> Assigned task A: Translate into French this sentence from the passage on contract farming in China: "The local peasants have been growing these herbs for centuries, but with variable quality and unpredictable yields."
> Assigned task B: According to the passage on contract farming in China, how many acres does the largest producer of certain Chinese medicinal roots have under cultivation?
> Assigned task C: Continue the passage on contract farming in China from its last sentence.

> Given passage:
In effect, this agricultural “putting out” system mirrors the way a lot of the manufacturing industry is organized in China. Manufacturing workers are given a fixed amount of work to do each month in return for a basic salary, and the promise of being paid regular bonuses for all output above the minimum. A similar system, for example, is in place at Foxconn, to encourage and reward all those thousands of workers turning out Apple iPads and iPhones.

In agriculture, this system solves one of a perennial problems both of Chinese farming and the Chinese food processing industry — small farm size, and so a lack of scale production. One example: I’m friendly with the boss of one of China’s largest brand-name “cellophane noodles” companies. They make vermicelli from sweet potato flour, a popular product across a lot of China. They need each year to secure an ever larger quantity of high-quality sweet potatoes. They can’t buy or rent an adequate amount of the land to farm themselves. So, they rely on a large number of Sichuan peasants to grow for them, based on annual contracts, with fixed salary and bonus.

A similar system is used by China’s largest producer of certain roots used commonly in Chinese medicine. The company now has about 35,000 acres under cultivation in an area of Northwestern China most suitable for producing these medicinal herbs. The local peasants have been growing these herbs for centuries, but with variable quality and unpredictable yields. The company has systematized the growing process. The impact on local peasant incomes has been profoundly positive.  In addition, it now means there is a reliable supply of high-quality pharmacologically-active plants being grown every year. The company provides seeds, fertilizer, and what’s known in America as “agricultural extension” — experts who work with local peasants to make sure everything is being grown efficiently, using the correct amount of fertilizer and irrigation.

The owner of this Chinese medicine herbs business also owns the largest beef processing company in this region of China. Here too, the basic production process is the same — peasants raise the cattle for the company, following strict standards, in return for salaries and bonuses.

> Listed records:

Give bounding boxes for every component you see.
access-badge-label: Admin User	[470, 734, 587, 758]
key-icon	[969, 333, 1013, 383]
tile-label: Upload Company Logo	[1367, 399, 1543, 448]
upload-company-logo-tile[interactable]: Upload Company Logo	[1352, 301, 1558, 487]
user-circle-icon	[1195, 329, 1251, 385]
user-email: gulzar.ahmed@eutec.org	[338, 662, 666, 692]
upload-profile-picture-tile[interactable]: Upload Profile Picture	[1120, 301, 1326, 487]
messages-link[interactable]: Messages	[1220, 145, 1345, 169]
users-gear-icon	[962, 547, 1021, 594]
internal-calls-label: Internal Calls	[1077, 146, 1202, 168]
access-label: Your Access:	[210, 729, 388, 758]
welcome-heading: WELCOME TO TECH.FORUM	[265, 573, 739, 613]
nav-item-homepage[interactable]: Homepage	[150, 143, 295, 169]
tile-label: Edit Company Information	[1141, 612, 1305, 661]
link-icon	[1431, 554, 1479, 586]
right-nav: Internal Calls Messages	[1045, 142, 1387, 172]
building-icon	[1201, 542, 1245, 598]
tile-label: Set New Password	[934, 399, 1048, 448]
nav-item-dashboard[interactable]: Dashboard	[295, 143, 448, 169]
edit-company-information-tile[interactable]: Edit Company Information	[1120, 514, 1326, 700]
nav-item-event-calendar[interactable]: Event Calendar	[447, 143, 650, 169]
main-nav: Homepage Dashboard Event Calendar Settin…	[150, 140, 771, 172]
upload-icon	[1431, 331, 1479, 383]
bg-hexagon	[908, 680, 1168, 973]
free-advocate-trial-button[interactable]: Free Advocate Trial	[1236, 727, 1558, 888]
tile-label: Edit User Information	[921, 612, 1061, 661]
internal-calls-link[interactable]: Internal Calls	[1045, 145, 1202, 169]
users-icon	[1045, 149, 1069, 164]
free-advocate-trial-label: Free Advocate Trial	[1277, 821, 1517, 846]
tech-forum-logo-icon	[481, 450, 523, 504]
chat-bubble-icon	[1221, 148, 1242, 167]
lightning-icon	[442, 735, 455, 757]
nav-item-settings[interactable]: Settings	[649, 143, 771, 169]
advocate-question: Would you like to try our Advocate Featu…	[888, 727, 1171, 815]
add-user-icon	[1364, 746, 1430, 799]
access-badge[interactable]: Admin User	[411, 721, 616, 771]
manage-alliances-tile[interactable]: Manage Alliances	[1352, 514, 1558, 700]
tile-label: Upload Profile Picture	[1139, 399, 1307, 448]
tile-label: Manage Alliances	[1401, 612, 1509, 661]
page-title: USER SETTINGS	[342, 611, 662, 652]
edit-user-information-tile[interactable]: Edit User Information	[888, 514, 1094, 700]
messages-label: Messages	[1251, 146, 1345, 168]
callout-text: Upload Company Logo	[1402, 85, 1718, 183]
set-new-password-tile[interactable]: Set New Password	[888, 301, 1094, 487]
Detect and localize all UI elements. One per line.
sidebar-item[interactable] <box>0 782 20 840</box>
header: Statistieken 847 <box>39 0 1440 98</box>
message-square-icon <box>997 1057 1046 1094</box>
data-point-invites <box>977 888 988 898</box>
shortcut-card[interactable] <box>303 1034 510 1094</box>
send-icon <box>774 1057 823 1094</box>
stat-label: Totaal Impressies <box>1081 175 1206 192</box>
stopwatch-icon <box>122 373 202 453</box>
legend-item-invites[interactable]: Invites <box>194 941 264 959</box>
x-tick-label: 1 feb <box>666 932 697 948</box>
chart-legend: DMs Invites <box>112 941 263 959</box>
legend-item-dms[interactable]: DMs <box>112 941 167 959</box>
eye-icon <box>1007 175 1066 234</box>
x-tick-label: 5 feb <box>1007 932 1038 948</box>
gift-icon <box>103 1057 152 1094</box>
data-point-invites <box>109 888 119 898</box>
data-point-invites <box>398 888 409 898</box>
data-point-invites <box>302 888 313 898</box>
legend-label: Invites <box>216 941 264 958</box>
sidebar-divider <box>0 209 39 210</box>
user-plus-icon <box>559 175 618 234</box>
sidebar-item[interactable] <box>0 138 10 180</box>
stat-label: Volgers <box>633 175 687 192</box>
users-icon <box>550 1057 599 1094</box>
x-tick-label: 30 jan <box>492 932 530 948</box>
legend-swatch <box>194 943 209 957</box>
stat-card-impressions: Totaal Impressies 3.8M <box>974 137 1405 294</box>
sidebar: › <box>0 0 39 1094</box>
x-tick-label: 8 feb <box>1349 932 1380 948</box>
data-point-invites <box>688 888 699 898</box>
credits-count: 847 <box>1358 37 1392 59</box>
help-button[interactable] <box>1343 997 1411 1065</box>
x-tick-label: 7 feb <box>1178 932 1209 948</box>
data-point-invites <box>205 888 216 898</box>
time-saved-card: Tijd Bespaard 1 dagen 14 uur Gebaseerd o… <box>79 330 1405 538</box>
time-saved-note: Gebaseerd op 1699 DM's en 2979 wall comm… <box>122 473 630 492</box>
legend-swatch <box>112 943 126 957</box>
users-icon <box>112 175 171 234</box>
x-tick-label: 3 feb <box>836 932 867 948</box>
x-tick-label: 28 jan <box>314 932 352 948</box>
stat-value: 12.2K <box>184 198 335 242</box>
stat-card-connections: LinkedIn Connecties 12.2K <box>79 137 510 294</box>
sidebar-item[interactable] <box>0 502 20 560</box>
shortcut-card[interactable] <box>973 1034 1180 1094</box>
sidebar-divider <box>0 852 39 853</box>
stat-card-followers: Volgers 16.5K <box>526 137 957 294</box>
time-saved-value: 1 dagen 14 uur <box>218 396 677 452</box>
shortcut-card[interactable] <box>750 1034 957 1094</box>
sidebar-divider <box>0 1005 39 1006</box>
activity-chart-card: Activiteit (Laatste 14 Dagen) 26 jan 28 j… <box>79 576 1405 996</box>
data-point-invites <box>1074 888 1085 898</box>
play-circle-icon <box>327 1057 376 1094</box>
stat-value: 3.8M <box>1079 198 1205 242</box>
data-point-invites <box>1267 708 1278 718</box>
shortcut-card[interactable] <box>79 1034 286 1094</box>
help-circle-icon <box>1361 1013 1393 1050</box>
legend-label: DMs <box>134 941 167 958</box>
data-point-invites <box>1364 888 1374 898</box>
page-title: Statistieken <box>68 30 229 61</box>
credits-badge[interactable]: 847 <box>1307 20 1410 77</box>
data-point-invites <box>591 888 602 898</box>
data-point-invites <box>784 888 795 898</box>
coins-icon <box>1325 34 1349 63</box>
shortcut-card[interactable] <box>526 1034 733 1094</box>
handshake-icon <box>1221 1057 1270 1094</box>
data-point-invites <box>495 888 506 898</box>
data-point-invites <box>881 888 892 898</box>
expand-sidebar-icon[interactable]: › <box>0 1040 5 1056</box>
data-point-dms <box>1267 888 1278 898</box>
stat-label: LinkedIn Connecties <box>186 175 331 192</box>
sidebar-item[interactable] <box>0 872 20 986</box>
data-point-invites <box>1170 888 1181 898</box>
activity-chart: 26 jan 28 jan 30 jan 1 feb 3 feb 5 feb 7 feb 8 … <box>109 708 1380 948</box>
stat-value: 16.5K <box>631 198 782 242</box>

> Reply A: Les paysans locaux cultivent ces herbes depuis des siècles, mais avec une qualité variable et des rendements imprévisibles.

> Reply B: About 35,000 acres.

> Reply C:
The Chinese government, which is attentive to the need to improve rural living standards, is generally supportive of this agricultural contracting system. In some cases, they will also rent farm land to companies on condition that they use this wage-based system to employ local peasants. I have no first-hand knowledge of any skullduggery here, of peasants being turfed off their own land, so that they must take jobs working for some giant food company. Does it happen? Might it happen? China is a big country, with half a billion peasants. But, my sense is that overall, this new agricultural production system is an optimal way to increase incomes and decrease the toil and hardships of farming in China.

Along with helping peasants to live better, and drawing more peasants back home from factory jobs in urban areas, it’s also allowing agricultural processing companies to grow larger in scale, and increase the quality and distribution of their products. I have the opportunity to travel quite often in rural and semi-rural parts of China. I’m always struck, as an American, by the contrast between farmland in China and the US. America is blessed with so much fertile, flat and well-irrigated land.

In China, farmland discloses even to an untrained eye the fact it’s been in continuous cultivation for longer than just about anywhere else on the planet. The land looks tapped out, and chopped into parcels too small for machinery or efficient growing.  Nothing is going to change this. But, the new system of guaranteed wages, provided along with the necessary inputs or fertilizer and pesticide, is perhaps the most workable solution, as well as the one providing the most direct benefits to those who work the land.

Thirty-five years on, China’s market economy remains the most successful engine ever for lifting masses of farming people out of poverty.